Return a copy of every line in the records that includes the word "text".

◇ ◇ ◇ ◇

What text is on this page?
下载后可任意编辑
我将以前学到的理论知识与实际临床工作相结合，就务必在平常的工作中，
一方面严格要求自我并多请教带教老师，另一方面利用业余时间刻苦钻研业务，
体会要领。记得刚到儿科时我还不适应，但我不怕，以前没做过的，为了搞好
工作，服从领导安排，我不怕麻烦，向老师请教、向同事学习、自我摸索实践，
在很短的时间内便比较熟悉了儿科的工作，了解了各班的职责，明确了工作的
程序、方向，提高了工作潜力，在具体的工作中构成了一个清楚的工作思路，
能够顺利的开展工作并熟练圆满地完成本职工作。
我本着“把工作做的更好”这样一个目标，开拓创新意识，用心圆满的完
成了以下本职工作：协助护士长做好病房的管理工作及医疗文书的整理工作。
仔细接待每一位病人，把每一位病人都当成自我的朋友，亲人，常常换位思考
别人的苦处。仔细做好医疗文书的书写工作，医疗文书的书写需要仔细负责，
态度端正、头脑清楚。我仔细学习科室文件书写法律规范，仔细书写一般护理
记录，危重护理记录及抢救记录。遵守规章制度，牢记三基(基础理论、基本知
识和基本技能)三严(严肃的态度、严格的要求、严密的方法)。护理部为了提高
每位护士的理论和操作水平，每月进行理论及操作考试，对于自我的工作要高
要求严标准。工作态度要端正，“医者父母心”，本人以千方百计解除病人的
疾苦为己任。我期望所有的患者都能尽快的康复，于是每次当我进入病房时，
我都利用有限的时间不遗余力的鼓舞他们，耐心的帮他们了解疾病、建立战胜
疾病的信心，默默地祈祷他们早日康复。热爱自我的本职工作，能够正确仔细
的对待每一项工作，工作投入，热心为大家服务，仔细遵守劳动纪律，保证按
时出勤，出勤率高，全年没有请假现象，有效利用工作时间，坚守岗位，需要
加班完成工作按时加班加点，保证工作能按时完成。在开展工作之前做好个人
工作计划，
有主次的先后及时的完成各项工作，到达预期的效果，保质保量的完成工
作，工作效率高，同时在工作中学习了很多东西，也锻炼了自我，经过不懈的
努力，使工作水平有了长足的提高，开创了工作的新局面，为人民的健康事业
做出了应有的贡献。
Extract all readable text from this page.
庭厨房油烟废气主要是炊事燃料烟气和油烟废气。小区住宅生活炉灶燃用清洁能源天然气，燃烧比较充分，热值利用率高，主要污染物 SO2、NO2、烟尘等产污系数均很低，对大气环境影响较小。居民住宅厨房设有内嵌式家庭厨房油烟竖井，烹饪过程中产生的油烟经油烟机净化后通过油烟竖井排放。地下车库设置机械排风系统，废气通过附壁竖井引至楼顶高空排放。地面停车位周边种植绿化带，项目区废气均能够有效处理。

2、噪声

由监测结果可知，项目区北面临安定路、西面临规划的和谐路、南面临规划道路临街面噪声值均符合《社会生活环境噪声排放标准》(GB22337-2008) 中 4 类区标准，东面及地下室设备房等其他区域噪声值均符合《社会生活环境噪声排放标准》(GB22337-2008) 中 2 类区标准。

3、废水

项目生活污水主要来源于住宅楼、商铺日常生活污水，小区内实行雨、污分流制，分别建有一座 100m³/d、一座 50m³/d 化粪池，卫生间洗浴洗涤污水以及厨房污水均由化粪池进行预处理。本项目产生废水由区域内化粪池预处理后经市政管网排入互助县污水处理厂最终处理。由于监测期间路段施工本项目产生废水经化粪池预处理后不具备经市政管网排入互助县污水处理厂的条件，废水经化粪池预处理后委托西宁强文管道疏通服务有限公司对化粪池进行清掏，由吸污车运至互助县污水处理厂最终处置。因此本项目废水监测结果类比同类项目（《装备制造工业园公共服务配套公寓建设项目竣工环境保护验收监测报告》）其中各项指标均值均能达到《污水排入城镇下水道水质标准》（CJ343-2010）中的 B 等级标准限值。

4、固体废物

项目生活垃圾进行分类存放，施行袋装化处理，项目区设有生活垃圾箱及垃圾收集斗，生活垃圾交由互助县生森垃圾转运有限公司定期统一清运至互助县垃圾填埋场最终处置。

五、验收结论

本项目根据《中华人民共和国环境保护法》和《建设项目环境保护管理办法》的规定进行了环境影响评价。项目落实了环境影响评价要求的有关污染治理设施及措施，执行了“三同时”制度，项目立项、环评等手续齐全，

◇ ◇ ◇ ◇

= Exercise result =
What text is on this page?
Extract all readable text from this page.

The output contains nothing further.